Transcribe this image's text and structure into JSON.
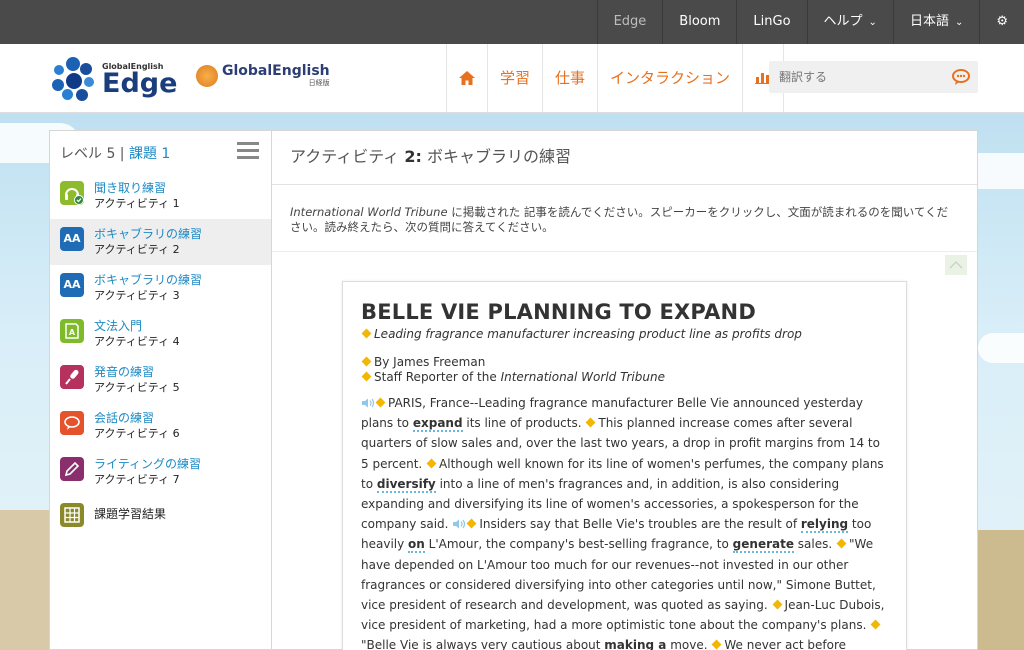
{
  "topnav": {
    "items": [
      "Edge",
      "Bloom",
      "LinGo",
      "ヘルプ",
      "日本語"
    ]
  },
  "logos": {
    "edge_small": "GlobalEnglish",
    "edge_big": "Edge",
    "ge_text": "GlobalEnglish",
    "ge_sub": "日経版"
  },
  "mainnav": {
    "items": [
      "学習",
      "仕事",
      "インタラクション"
    ]
  },
  "search": {
    "placeholder": "翻訳する"
  },
  "sidebar": {
    "level_label": "レベル 5 | ",
    "task_label": "課題 1",
    "items": [
      {
        "title": "聞き取り練習",
        "sub": "アクティビティ 1",
        "color": "#8dbb2b"
      },
      {
        "title": "ボキャブラリの練習",
        "sub": "アクティビティ 2",
        "color": "#1f6bb5"
      },
      {
        "title": "ボキャブラリの練習",
        "sub": "アクティビティ 3",
        "color": "#1f6bb5"
      },
      {
        "title": "文法入門",
        "sub": "アクティビティ 4",
        "color": "#7fba2a"
      },
      {
        "title": "発音の練習",
        "sub": "アクティビティ 5",
        "color": "#b5325e"
      },
      {
        "title": "会話の練習",
        "sub": "アクティビティ 6",
        "color": "#e4532b"
      },
      {
        "title": "ライティングの練習",
        "sub": "アクティビティ 7",
        "color": "#8b2e6e"
      },
      {
        "title": "課題学習結果",
        "sub": "",
        "color": "#8b8a2b"
      }
    ]
  },
  "content": {
    "activity_prefix": "アクティビティ ",
    "activity_num": "2:",
    "activity_name": " ボキャブラリの練習",
    "instr_italic": "International World Tribune",
    "instr_text": " に掲載された 記事を読んでください。スピーカーをクリックし、文面が読まれるのを聞いてください。読み終えたら、次の質問に答えてください。"
  },
  "article": {
    "headline": "BELLE VIE PLANNING TO EXPAND",
    "subhead": "Leading fragrance manufacturer increasing product line as profits drop",
    "byline1": "By James Freeman",
    "byline2_prefix": "Staff Reporter of the ",
    "byline2_italic": "International World Tribune",
    "p1a": "PARIS, France--Leading fragrance manufacturer Belle Vie announced yesterday plans to ",
    "kw_expand": "expand",
    "p1b": " its line of products. ",
    "p2": "This planned increase comes after several quarters of slow sales and, over the last two years, a drop in profit margins from 14 to 5 percent. ",
    "p3a": "Although well known for its line of women's perfumes, the company plans to ",
    "kw_diversify": "diversify",
    "p3b": " into a line of men's fragrances and, in addition, is also considering expanding and diversifying its line of women's accessories, a spokesperson for the company said. ",
    "p4a": "Insiders say that Belle Vie's troubles are the result of ",
    "kw_relying": "relying",
    "p4b": " too heavily ",
    "kw_on": "on",
    "p4c": " L'Amour, the company's best-selling fragrance, to ",
    "kw_generate": "generate",
    "p4d": " sales. ",
    "p5": "\"We have depended on L'Amour too much for our revenues--not invested in our other fragrances or considered diversifying into other categories until now,\" Simone Buttet, vice president of research and development, was quoted as saying. ",
    "p6": "Jean-Luc Dubois, vice president of marketing, had a more optimistic tone about the company's plans. ",
    "p7a": "\"Belle Vie is always very cautious about ",
    "kw_making": "making a",
    "p7b": " move. ",
    "p8": "We never act before looking into a market; we research it very thoroughly before"
  }
}
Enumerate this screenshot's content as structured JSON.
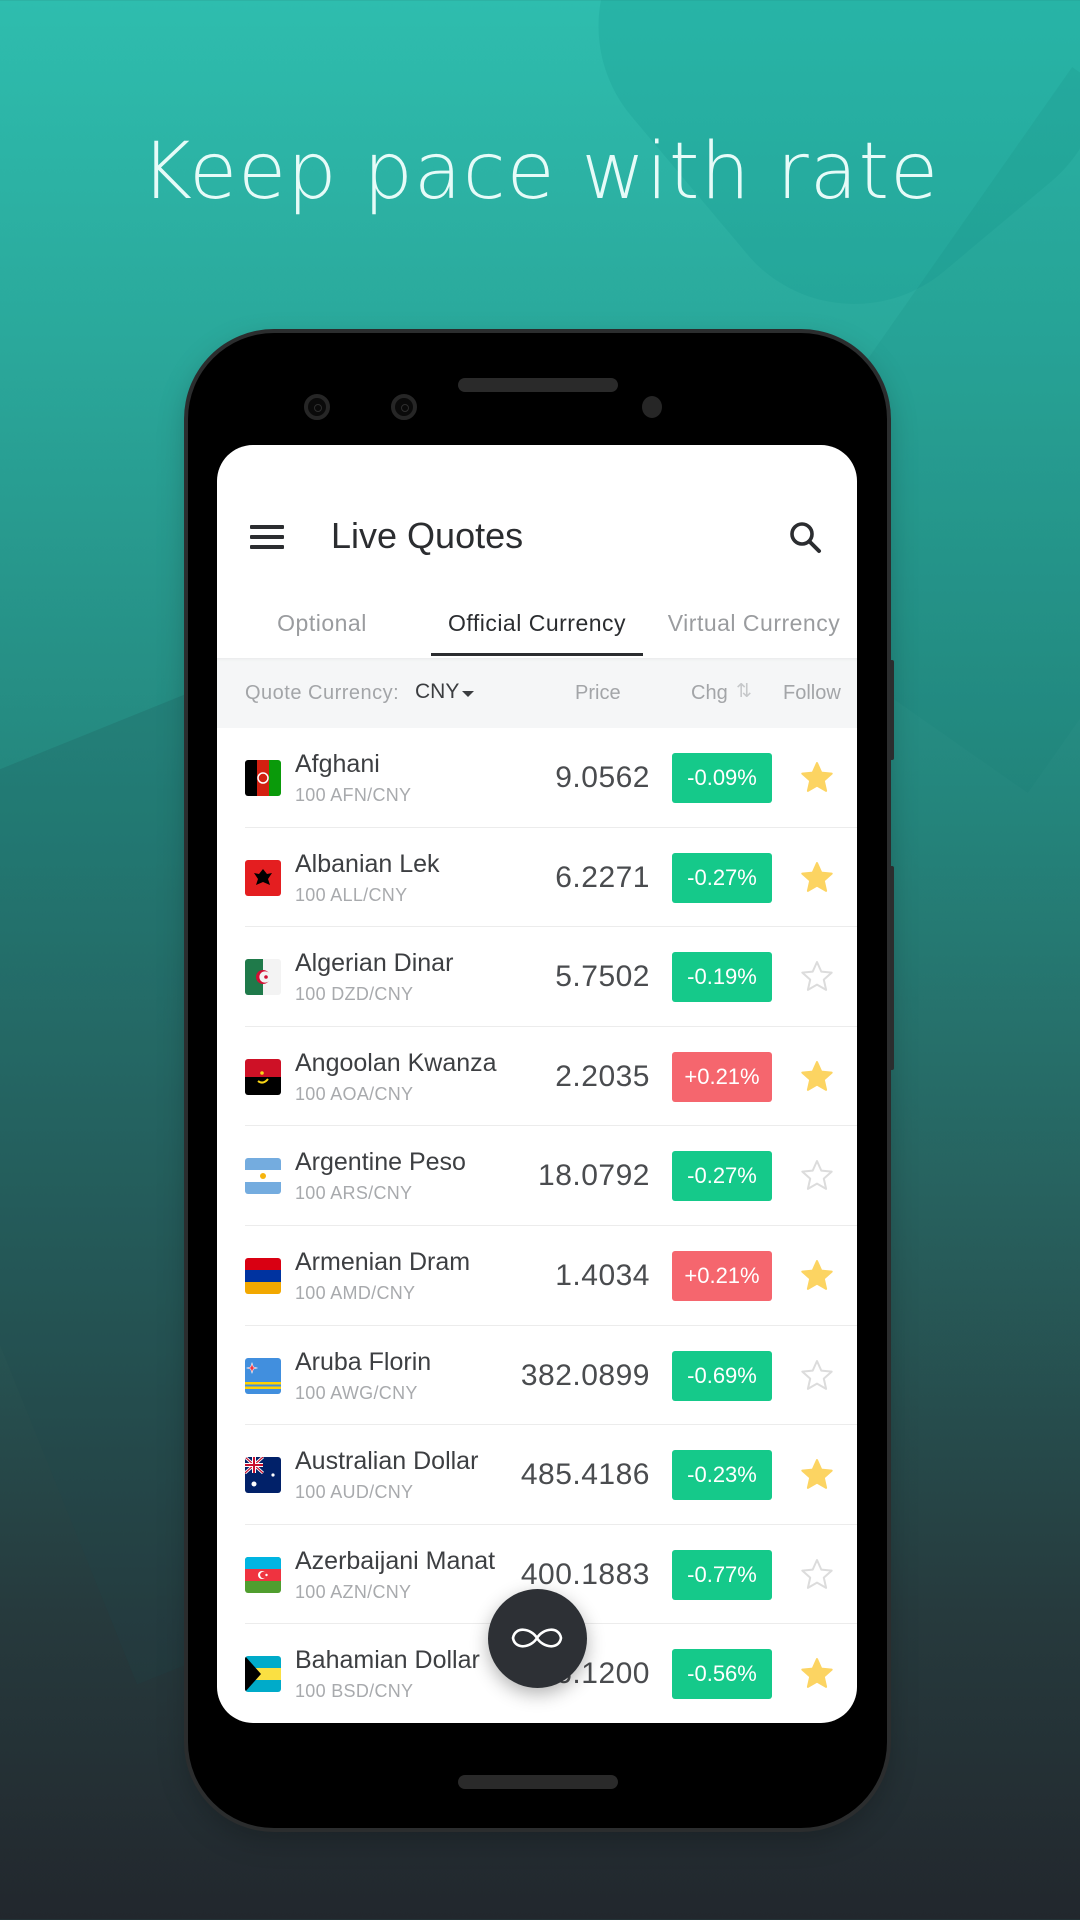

######

> **Required task**:
Each line above is to be copied verbatim. Drop any image from the copy.

> **Response below**:
Transcribe this image's text and structure into JSON.
{
  "topnav": {
    "items": [
      "Edge",
      "Bloom",
      "LinGo",
      "ヘルプ",
      "日本語"
    ]
  },
  "logos": {
    "edge_small": "GlobalEnglish",
    "edge_big": "Edge",
    "ge_text": "GlobalEnglish",
    "ge_sub": "日経版"
  },
  "mainnav": {
    "items": [
      "学習",
      "仕事",
      "インタラクション"
    ]
  },
  "search": {
    "placeholder": "翻訳する"
  },
  "sidebar": {
    "level_label": "レベル 5 | ",
    "task_label": "課題 1",
    "items": [
      {
        "title": "聞き取り練習",
        "sub": "アクティビティ 1",
        "color": "#8dbb2b"
      },
      {
        "title": "ボキャブラリの練習",
        "sub": "アクティビティ 2",
        "color": "#1f6bb5"
      },
      {
        "title": "ボキャブラリの練習",
        "sub": "アクティビティ 3",
        "color": "#1f6bb5"
      },
      {
        "title": "文法入門",
        "sub": "アクティビティ 4",
        "color": "#7fba2a"
      },
      {
        "title": "発音の練習",
        "sub": "アクティビティ 5",
        "color": "#b5325e"
      },
      {
        "title": "会話の練習",
        "sub": "アクティビティ 6",
        "color": "#e4532b"
      },
      {
        "title": "ライティングの練習",
        "sub": "アクティビティ 7",
        "color": "#8b2e6e"
      },
      {
        "title": "課題学習結果",
        "sub": "",
        "color": "#8b8a2b"
      }
    ]
  },
  "content": {
    "activity_prefix": "アクティビティ ",
    "activity_num": "2:",
    "activity_name": " ボキャブラリの練習",
    "instr_italic": "International World Tribune",
    "instr_text": " に掲載された 記事を読んでください。スピーカーをクリックし、文面が読まれるのを聞いてください。読み終えたら、次の質問に答えてください。"
  },
  "article": {
    "headline": "BELLE VIE PLANNING TO EXPAND",
    "subhead": "Leading fragrance manufacturer increasing product line as profits drop",
    "byline1": "By James Freeman",
    "byline2_prefix": "Staff Reporter of the ",
    "byline2_italic": "International World Tribune",
    "p1a": "PARIS, France--Leading fragrance manufacturer Belle Vie announced yesterday plans to ",
    "kw_expand": "expand",
    "p1b": " its line of products. ",
    "p2": "This planned increase comes after several quarters of slow sales and, over the last two years, a drop in profit margins from 14 to 5 percent. ",
    "p3a": "Although well known for its line of women's perfumes, the company plans to ",
    "kw_diversify": "diversify",
    "p3b": " into a line of men's fragrances and, in addition, is also considering expanding and diversifying its line of women's accessories, a spokesperson for the company said. ",
    "p4a": "Insiders say that Belle Vie's troubles are the result of ",
    "kw_relying": "relying",
    "p4b": " too heavily ",
    "kw_on": "on",
    "p4c": " L'Amour, the company's best-selling fragrance, to ",
    "kw_generate": "generate",
    "p4d": " sales. ",
    "p5": "\"We have depended on L'Amour too much for our revenues--not invested in our other fragrances or considered diversifying into other categories until now,\" Simone Buttet, vice president of research and development, was quoted as saying. ",
    "p6": "Jean-Luc Dubois, vice president of marketing, had a more optimistic tone about the company's plans. ",
    "p7a": "\"Belle Vie is always very cautious about ",
    "kw_making": "making a",
    "p7b": " move. ",
    "p8": "We never act before looking into a market; we research it very thoroughly before"
  }
}
Enumerate this screenshot's content as structured JSON.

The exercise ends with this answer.